## Start INPUT RECORDS
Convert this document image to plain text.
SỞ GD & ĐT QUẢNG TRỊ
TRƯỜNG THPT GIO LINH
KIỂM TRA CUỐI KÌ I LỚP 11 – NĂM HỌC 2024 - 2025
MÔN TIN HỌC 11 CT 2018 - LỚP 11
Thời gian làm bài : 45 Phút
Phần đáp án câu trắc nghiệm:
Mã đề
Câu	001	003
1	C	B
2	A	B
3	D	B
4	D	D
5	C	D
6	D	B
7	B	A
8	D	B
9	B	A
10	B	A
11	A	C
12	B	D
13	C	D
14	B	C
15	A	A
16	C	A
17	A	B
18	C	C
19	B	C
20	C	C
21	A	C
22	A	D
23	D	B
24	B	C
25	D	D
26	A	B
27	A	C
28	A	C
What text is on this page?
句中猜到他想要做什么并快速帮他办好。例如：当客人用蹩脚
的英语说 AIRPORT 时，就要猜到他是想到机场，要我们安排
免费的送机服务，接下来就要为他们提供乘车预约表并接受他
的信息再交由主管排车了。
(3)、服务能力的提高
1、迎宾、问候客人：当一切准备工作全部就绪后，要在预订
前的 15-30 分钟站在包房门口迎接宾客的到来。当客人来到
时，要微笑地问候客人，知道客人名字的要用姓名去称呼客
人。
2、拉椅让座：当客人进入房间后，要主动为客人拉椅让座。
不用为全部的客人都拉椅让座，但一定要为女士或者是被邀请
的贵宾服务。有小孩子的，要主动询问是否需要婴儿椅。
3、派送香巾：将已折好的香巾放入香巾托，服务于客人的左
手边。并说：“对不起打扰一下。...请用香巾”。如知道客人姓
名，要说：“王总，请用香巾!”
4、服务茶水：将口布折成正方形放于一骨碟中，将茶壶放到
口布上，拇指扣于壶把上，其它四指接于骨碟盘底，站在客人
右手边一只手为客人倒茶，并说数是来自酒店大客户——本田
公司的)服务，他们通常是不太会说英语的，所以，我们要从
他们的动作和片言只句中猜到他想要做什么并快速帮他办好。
## End INPUT RECORDS
TASK GOAL. Copy out the lines that hold "text".

SOLUTION.
Convert this document image to plain text.
What text is on this page?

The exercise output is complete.